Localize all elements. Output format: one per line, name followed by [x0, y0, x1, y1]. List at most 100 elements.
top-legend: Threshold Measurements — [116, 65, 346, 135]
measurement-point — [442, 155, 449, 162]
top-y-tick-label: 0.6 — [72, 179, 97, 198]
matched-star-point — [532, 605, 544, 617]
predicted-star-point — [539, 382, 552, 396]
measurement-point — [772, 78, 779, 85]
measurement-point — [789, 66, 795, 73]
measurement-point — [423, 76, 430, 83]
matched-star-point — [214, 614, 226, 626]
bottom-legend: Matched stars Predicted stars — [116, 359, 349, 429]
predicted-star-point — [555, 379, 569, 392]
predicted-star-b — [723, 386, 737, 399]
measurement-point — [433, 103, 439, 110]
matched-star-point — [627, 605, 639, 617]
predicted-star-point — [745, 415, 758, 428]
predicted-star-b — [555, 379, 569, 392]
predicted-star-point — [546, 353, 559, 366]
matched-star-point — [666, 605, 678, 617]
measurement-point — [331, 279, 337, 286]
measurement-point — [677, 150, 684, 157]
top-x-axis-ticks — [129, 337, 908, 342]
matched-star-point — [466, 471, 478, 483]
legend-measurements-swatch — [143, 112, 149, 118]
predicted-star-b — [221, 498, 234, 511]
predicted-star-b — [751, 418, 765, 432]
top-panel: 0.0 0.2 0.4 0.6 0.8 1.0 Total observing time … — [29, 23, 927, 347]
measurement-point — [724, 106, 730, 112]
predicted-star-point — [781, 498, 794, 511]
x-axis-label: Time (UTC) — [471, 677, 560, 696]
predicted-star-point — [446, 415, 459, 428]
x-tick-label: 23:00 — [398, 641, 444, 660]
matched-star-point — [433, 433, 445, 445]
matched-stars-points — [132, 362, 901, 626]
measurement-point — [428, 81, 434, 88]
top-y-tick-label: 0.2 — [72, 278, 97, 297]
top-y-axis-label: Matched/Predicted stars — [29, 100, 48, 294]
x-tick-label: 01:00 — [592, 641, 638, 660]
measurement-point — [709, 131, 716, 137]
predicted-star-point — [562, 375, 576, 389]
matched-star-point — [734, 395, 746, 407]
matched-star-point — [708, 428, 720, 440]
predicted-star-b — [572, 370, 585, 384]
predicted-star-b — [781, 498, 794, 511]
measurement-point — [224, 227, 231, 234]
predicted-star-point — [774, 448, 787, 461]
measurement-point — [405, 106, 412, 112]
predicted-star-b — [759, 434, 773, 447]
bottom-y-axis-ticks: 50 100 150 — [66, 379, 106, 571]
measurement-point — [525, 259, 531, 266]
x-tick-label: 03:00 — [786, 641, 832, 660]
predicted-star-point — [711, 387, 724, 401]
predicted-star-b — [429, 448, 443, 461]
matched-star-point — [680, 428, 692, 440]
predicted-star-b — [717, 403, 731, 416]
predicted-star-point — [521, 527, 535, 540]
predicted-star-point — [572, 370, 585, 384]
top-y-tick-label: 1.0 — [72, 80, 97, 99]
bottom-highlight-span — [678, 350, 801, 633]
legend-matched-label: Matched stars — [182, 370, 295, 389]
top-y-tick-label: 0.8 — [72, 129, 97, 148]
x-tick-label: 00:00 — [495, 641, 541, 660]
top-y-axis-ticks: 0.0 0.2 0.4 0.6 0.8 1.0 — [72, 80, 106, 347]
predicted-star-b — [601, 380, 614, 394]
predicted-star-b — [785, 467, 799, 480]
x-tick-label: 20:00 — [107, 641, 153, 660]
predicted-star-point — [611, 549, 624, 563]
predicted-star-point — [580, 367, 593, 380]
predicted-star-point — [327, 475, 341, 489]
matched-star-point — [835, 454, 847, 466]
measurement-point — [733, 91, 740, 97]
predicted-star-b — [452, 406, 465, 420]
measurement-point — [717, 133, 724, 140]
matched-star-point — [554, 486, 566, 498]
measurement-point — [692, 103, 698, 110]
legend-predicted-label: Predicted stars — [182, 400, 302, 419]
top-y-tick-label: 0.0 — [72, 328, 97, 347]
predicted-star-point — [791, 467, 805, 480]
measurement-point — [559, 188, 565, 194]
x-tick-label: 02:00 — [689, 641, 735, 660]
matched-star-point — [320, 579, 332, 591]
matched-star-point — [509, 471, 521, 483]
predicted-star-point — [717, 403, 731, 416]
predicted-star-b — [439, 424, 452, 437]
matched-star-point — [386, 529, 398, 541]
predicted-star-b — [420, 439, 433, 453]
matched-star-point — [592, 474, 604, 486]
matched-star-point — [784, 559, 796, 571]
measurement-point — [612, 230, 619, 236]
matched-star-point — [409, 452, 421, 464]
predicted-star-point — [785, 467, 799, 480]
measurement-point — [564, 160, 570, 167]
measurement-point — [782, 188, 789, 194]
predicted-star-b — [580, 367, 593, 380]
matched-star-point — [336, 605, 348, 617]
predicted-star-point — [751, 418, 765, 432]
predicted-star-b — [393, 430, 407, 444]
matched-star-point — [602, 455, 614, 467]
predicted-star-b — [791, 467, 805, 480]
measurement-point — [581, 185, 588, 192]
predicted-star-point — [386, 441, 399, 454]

═══

# Work to do
Reproduce every line of the records above verbatim, keeping their order and leaving nothing out.

# Answer for the task
Localize all elements. Output format: one per line, name followed by [x0, y0, x1, y1]. List at most 100 elements.
top-legend: Threshold Measurements — [116, 65, 346, 135]
measurement-point — [442, 155, 449, 162]
top-y-tick-label: 0.6 — [72, 179, 97, 198]
matched-star-point — [532, 605, 544, 617]
predicted-star-point — [539, 382, 552, 396]
measurement-point — [772, 78, 779, 85]
measurement-point — [789, 66, 795, 73]
measurement-point — [423, 76, 430, 83]
matched-star-point — [214, 614, 226, 626]
bottom-legend: Matched stars Predicted stars — [116, 359, 349, 429]
predicted-star-point — [555, 379, 569, 392]
predicted-star-b — [723, 386, 737, 399]
measurement-point — [433, 103, 439, 110]
matched-star-point — [627, 605, 639, 617]
predicted-star-point — [745, 415, 758, 428]
predicted-star-b — [555, 379, 569, 392]
predicted-star-point — [546, 353, 559, 366]
matched-star-point — [666, 605, 678, 617]
measurement-point — [331, 279, 337, 286]
measurement-point — [677, 150, 684, 157]
top-x-axis-ticks — [129, 337, 908, 342]
matched-star-point — [466, 471, 478, 483]
legend-measurements-swatch — [143, 112, 149, 118]
predicted-star-b — [221, 498, 234, 511]
predicted-star-b — [751, 418, 765, 432]
top-panel: 0.0 0.2 0.4 0.6 0.8 1.0 Total observing time … — [29, 23, 927, 347]
measurement-point — [724, 106, 730, 112]
predicted-star-point — [781, 498, 794, 511]
x-axis-label: Time (UTC) — [471, 677, 560, 696]
predicted-star-point — [446, 415, 459, 428]
x-tick-label: 23:00 — [398, 641, 444, 660]
matched-star-point — [433, 433, 445, 445]
matched-stars-points — [132, 362, 901, 626]
measurement-point — [428, 81, 434, 88]
top-y-tick-label: 0.2 — [72, 278, 97, 297]
top-y-axis-label: Matched/Predicted stars — [29, 100, 48, 294]
x-tick-label: 01:00 — [592, 641, 638, 660]
measurement-point — [709, 131, 716, 137]
predicted-star-point — [562, 375, 576, 389]
matched-star-point — [734, 395, 746, 407]
matched-star-point — [708, 428, 720, 440]
predicted-star-b — [572, 370, 585, 384]
predicted-star-b — [781, 498, 794, 511]
measurement-point — [224, 227, 231, 234]
predicted-star-point — [774, 448, 787, 461]
measurement-point — [405, 106, 412, 112]
predicted-star-b — [759, 434, 773, 447]
bottom-y-axis-ticks: 50 100 150 — [66, 379, 106, 571]
measurement-point — [525, 259, 531, 266]
x-tick-label: 03:00 — [786, 641, 832, 660]
predicted-star-point — [711, 387, 724, 401]
predicted-star-b — [429, 448, 443, 461]
matched-star-point — [680, 428, 692, 440]
predicted-star-b — [717, 403, 731, 416]
predicted-star-point — [521, 527, 535, 540]
predicted-star-point — [572, 370, 585, 384]
top-y-tick-label: 1.0 — [72, 80, 97, 99]
bottom-highlight-span — [678, 350, 801, 633]
legend-matched-label: Matched stars — [182, 370, 295, 389]
top-y-tick-label: 0.8 — [72, 129, 97, 148]
x-tick-label: 00:00 — [495, 641, 541, 660]
top-y-axis-ticks: 0.0 0.2 0.4 0.6 0.8 1.0 — [72, 80, 106, 347]
predicted-star-b — [601, 380, 614, 394]
predicted-star-b — [785, 467, 799, 480]
x-tick-label: 20:00 — [107, 641, 153, 660]
predicted-star-point — [611, 549, 624, 563]
predicted-star-point — [580, 367, 593, 380]
predicted-star-point — [327, 475, 341, 489]
matched-star-point — [835, 454, 847, 466]
measurement-point — [733, 91, 740, 97]
predicted-star-b — [452, 406, 465, 420]
measurement-point — [717, 133, 724, 140]
matched-star-point — [554, 486, 566, 498]
measurement-point — [692, 103, 698, 110]
legend-predicted-label: Predicted stars — [182, 400, 302, 419]
top-y-tick-label: 0.0 — [72, 328, 97, 347]
predicted-star-point — [791, 467, 805, 480]
measurement-point — [559, 188, 565, 194]
x-tick-label: 02:00 — [689, 641, 735, 660]
matched-star-point — [320, 579, 332, 591]
matched-star-point — [509, 471, 521, 483]
predicted-star-point — [717, 403, 731, 416]
predicted-star-b — [439, 424, 452, 437]
matched-star-point — [386, 529, 398, 541]
predicted-star-b — [420, 439, 433, 453]
matched-star-point — [592, 474, 604, 486]
matched-star-point — [784, 559, 796, 571]
measurement-point — [612, 230, 619, 236]
matched-star-point — [409, 452, 421, 464]
predicted-star-point — [785, 467, 799, 480]
measurement-point — [564, 160, 570, 167]
measurement-point — [782, 188, 789, 194]
predicted-star-b — [580, 367, 593, 380]
matched-star-point — [336, 605, 348, 617]
predicted-star-point — [751, 418, 765, 432]
predicted-star-b — [393, 430, 407, 444]
matched-star-point — [602, 455, 614, 467]
predicted-star-b — [791, 467, 805, 480]
measurement-point — [581, 185, 588, 192]
predicted-star-point — [386, 441, 399, 454]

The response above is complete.